Written problem: Read the records and write them out again exactly.

* START *

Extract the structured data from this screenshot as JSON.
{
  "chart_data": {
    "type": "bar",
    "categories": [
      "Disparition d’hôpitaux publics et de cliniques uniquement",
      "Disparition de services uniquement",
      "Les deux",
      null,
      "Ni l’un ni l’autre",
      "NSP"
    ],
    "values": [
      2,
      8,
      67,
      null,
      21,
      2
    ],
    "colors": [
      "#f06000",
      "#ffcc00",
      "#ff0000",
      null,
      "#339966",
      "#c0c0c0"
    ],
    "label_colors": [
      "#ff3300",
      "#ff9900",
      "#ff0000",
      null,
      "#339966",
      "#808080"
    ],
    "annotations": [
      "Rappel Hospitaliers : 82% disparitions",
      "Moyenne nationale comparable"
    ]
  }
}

* END *

Answer to the problem:
Extract the structured data from this screenshot as JSON.
{
  "chart_data": {
    "type": "bar",
    "categories": [
      "Disparition d’hôpitaux publics et de cliniques uniquement",
      "Disparition de services uniquement",
      "Les deux",
      null,
      "Ni l’un ni l’autre",
      "NSP"
    ],
    "values": [
      2,
      8,
      67,
      null,
      21,
      2
    ],
    "colors": [
      "#f06000",
      "#ffcc00",
      "#ff0000",
      null,
      "#339966",
      "#c0c0c0"
    ],
    "label_colors": [
      "#ff3300",
      "#ff9900",
      "#ff0000",
      null,
      "#339966",
      "#808080"
    ],
    "annotations": [
      "Rappel Hospitaliers : 82% disparitions",
      "Moyenne nationale comparable"
    ]
  }
}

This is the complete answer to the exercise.